The exercise » Skip the pictures and repeat each line of the data exactly.

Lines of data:
════════════════════
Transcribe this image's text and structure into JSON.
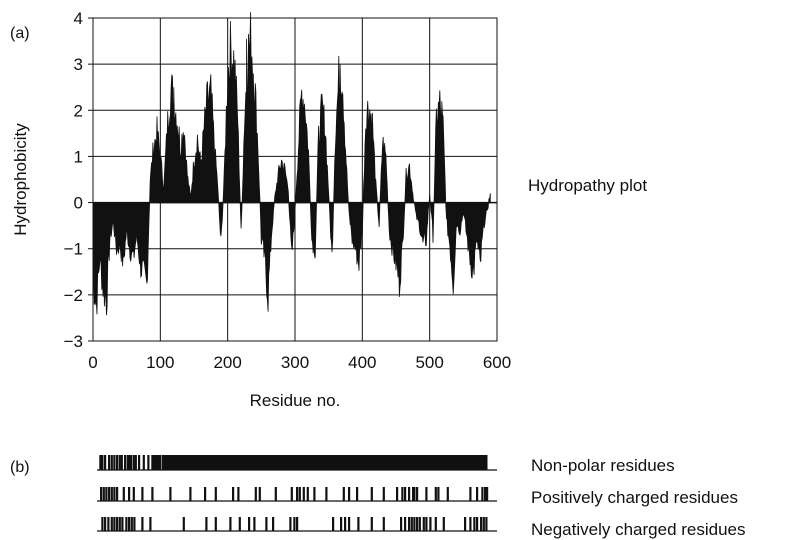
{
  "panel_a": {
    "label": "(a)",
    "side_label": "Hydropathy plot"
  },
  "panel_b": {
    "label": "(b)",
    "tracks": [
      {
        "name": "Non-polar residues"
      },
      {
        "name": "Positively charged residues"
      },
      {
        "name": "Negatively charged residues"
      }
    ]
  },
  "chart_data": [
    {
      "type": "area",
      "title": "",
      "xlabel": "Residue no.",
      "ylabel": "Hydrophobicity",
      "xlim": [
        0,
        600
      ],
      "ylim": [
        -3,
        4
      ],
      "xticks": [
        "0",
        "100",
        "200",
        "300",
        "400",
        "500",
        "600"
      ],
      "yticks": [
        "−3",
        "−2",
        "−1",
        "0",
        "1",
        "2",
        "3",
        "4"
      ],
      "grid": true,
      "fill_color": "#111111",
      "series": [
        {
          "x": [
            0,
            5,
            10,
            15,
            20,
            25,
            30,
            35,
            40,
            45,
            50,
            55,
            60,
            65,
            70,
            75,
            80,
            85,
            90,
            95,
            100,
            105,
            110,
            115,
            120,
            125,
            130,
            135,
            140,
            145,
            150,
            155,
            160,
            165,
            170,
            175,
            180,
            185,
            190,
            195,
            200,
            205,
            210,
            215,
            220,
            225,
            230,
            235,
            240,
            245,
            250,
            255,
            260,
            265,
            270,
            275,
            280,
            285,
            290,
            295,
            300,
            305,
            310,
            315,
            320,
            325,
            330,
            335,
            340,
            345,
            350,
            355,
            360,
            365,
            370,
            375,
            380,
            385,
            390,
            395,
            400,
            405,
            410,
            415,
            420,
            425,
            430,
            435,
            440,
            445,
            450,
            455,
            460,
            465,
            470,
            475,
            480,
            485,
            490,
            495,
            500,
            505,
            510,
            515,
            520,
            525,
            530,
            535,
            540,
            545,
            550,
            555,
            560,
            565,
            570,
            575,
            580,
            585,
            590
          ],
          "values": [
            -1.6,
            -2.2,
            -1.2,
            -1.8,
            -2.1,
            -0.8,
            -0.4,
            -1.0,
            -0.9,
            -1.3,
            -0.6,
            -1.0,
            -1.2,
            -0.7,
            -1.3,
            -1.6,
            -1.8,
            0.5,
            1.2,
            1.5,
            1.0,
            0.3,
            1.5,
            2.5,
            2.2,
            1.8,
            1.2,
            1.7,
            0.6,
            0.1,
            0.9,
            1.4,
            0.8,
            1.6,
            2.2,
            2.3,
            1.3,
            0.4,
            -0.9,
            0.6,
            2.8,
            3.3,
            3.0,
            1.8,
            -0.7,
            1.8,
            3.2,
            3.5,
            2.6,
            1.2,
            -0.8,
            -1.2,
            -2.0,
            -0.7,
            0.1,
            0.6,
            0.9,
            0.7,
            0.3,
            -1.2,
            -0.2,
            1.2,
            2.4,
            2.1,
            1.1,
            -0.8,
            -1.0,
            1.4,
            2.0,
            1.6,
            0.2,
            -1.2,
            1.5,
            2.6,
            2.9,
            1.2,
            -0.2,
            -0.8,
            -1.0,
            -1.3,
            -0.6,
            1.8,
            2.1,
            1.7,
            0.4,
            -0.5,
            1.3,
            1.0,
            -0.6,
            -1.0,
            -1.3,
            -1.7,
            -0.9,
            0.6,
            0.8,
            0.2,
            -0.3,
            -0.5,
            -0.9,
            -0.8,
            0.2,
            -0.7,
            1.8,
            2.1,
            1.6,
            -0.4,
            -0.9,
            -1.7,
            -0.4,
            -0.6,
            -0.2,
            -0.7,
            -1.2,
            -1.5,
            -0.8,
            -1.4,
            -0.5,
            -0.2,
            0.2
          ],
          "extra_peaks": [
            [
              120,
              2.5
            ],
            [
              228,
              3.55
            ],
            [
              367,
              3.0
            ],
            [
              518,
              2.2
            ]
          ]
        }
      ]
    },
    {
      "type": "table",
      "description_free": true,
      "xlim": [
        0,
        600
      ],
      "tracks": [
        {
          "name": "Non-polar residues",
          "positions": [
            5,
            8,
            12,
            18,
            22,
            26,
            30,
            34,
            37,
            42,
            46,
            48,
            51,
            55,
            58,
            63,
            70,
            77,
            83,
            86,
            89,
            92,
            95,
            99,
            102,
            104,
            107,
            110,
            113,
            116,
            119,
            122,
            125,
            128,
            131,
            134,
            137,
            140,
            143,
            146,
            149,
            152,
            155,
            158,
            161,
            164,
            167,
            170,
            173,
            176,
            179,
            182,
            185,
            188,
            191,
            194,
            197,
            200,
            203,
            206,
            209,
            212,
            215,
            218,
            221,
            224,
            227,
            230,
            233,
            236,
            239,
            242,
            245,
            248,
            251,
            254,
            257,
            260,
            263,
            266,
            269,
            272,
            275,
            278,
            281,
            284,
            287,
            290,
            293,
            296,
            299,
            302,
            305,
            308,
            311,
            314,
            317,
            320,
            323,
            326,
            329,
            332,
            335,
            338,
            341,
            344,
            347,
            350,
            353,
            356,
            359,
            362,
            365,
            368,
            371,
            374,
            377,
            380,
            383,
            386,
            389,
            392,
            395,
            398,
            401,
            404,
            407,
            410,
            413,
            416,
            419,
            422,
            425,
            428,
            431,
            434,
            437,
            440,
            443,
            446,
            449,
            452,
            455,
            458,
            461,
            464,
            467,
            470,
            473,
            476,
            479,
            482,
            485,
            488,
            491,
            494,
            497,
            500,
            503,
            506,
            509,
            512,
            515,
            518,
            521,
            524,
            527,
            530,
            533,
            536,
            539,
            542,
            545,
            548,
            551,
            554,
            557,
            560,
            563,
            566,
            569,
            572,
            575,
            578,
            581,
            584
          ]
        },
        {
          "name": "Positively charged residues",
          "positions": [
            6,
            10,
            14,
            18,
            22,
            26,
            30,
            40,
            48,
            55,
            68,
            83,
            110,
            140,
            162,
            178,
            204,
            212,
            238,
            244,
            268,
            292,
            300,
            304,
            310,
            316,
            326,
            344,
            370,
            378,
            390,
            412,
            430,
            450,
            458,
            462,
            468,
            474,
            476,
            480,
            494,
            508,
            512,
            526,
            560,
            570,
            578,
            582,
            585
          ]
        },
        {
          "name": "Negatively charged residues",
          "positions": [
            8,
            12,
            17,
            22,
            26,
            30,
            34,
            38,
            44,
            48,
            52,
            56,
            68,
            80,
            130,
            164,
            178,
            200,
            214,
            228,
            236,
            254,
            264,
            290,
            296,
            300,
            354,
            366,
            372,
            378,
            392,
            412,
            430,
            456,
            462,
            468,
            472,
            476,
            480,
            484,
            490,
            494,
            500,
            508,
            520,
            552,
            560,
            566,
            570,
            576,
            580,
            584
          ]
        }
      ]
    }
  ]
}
════════════════════
Exercise output »
Transcribe this image's text and structure into JSON.
{
  "panel_a": {
    "label": "(a)",
    "side_label": "Hydropathy plot"
  },
  "panel_b": {
    "label": "(b)",
    "tracks": [
      {
        "name": "Non-polar residues"
      },
      {
        "name": "Positively charged residues"
      },
      {
        "name": "Negatively charged residues"
      }
    ]
  },
  "chart_data": [
    {
      "type": "area",
      "title": "",
      "xlabel": "Residue no.",
      "ylabel": "Hydrophobicity",
      "xlim": [
        0,
        600
      ],
      "ylim": [
        -3,
        4
      ],
      "xticks": [
        "0",
        "100",
        "200",
        "300",
        "400",
        "500",
        "600"
      ],
      "yticks": [
        "−3",
        "−2",
        "−1",
        "0",
        "1",
        "2",
        "3",
        "4"
      ],
      "grid": true,
      "fill_color": "#111111",
      "series": [
        {
          "x": [
            0,
            5,
            10,
            15,
            20,
            25,
            30,
            35,
            40,
            45,
            50,
            55,
            60,
            65,
            70,
            75,
            80,
            85,
            90,
            95,
            100,
            105,
            110,
            115,
            120,
            125,
            130,
            135,
            140,
            145,
            150,
            155,
            160,
            165,
            170,
            175,
            180,
            185,
            190,
            195,
            200,
            205,
            210,
            215,
            220,
            225,
            230,
            235,
            240,
            245,
            250,
            255,
            260,
            265,
            270,
            275,
            280,
            285,
            290,
            295,
            300,
            305,
            310,
            315,
            320,
            325,
            330,
            335,
            340,
            345,
            350,
            355,
            360,
            365,
            370,
            375,
            380,
            385,
            390,
            395,
            400,
            405,
            410,
            415,
            420,
            425,
            430,
            435,
            440,
            445,
            450,
            455,
            460,
            465,
            470,
            475,
            480,
            485,
            490,
            495,
            500,
            505,
            510,
            515,
            520,
            525,
            530,
            535,
            540,
            545,
            550,
            555,
            560,
            565,
            570,
            575,
            580,
            585,
            590
          ],
          "values": [
            -1.6,
            -2.2,
            -1.2,
            -1.8,
            -2.1,
            -0.8,
            -0.4,
            -1.0,
            -0.9,
            -1.3,
            -0.6,
            -1.0,
            -1.2,
            -0.7,
            -1.3,
            -1.6,
            -1.8,
            0.5,
            1.2,
            1.5,
            1.0,
            0.3,
            1.5,
            2.5,
            2.2,
            1.8,
            1.2,
            1.7,
            0.6,
            0.1,
            0.9,
            1.4,
            0.8,
            1.6,
            2.2,
            2.3,
            1.3,
            0.4,
            -0.9,
            0.6,
            2.8,
            3.3,
            3.0,
            1.8,
            -0.7,
            1.8,
            3.2,
            3.5,
            2.6,
            1.2,
            -0.8,
            -1.2,
            -2.0,
            -0.7,
            0.1,
            0.6,
            0.9,
            0.7,
            0.3,
            -1.2,
            -0.2,
            1.2,
            2.4,
            2.1,
            1.1,
            -0.8,
            -1.0,
            1.4,
            2.0,
            1.6,
            0.2,
            -1.2,
            1.5,
            2.6,
            2.9,
            1.2,
            -0.2,
            -0.8,
            -1.0,
            -1.3,
            -0.6,
            1.8,
            2.1,
            1.7,
            0.4,
            -0.5,
            1.3,
            1.0,
            -0.6,
            -1.0,
            -1.3,
            -1.7,
            -0.9,
            0.6,
            0.8,
            0.2,
            -0.3,
            -0.5,
            -0.9,
            -0.8,
            0.2,
            -0.7,
            1.8,
            2.1,
            1.6,
            -0.4,
            -0.9,
            -1.7,
            -0.4,
            -0.6,
            -0.2,
            -0.7,
            -1.2,
            -1.5,
            -0.8,
            -1.4,
            -0.5,
            -0.2,
            0.2
          ],
          "extra_peaks": [
            [
              120,
              2.5
            ],
            [
              228,
              3.55
            ],
            [
              367,
              3.0
            ],
            [
              518,
              2.2
            ]
          ]
        }
      ]
    },
    {
      "type": "table",
      "description_free": true,
      "xlim": [
        0,
        600
      ],
      "tracks": [
        {
          "name": "Non-polar residues",
          "positions": [
            5,
            8,
            12,
            18,
            22,
            26,
            30,
            34,
            37,
            42,
            46,
            48,
            51,
            55,
            58,
            63,
            70,
            77,
            83,
            86,
            89,
            92,
            95,
            99,
            102,
            104,
            107,
            110,
            113,
            116,
            119,
            122,
            125,
            128,
            131,
            134,
            137,
            140,
            143,
            146,
            149,
            152,
            155,
            158,
            161,
            164,
            167,
            170,
            173,
            176,
            179,
            182,
            185,
            188,
            191,
            194,
            197,
            200,
            203,
            206,
            209,
            212,
            215,
            218,
            221,
            224,
            227,
            230,
            233,
            236,
            239,
            242,
            245,
            248,
            251,
            254,
            257,
            260,
            263,
            266,
            269,
            272,
            275,
            278,
            281,
            284,
            287,
            290,
            293,
            296,
            299,
            302,
            305,
            308,
            311,
            314,
            317,
            320,
            323,
            326,
            329,
            332,
            335,
            338,
            341,
            344,
            347,
            350,
            353,
            356,
            359,
            362,
            365,
            368,
            371,
            374,
            377,
            380,
            383,
            386,
            389,
            392,
            395,
            398,
            401,
            404,
            407,
            410,
            413,
            416,
            419,
            422,
            425,
            428,
            431,
            434,
            437,
            440,
            443,
            446,
            449,
            452,
            455,
            458,
            461,
            464,
            467,
            470,
            473,
            476,
            479,
            482,
            485,
            488,
            491,
            494,
            497,
            500,
            503,
            506,
            509,
            512,
            515,
            518,
            521,
            524,
            527,
            530,
            533,
            536,
            539,
            542,
            545,
            548,
            551,
            554,
            557,
            560,
            563,
            566,
            569,
            572,
            575,
            578,
            581,
            584
          ]
        },
        {
          "name": "Positively charged residues",
          "positions": [
            6,
            10,
            14,
            18,
            22,
            26,
            30,
            40,
            48,
            55,
            68,
            83,
            110,
            140,
            162,
            178,
            204,
            212,
            238,
            244,
            268,
            292,
            300,
            304,
            310,
            316,
            326,
            344,
            370,
            378,
            390,
            412,
            430,
            450,
            458,
            462,
            468,
            474,
            476,
            480,
            494,
            508,
            512,
            526,
            560,
            570,
            578,
            582,
            585
          ]
        },
        {
          "name": "Negatively charged residues",
          "positions": [
            8,
            12,
            17,
            22,
            26,
            30,
            34,
            38,
            44,
            48,
            52,
            56,
            68,
            80,
            130,
            164,
            178,
            200,
            214,
            228,
            236,
            254,
            264,
            290,
            296,
            300,
            354,
            366,
            372,
            378,
            392,
            412,
            430,
            456,
            462,
            468,
            472,
            476,
            480,
            484,
            490,
            494,
            500,
            508,
            520,
            552,
            560,
            566,
            570,
            576,
            580,
            584
          ]
        }
      ]
    }
  ]
}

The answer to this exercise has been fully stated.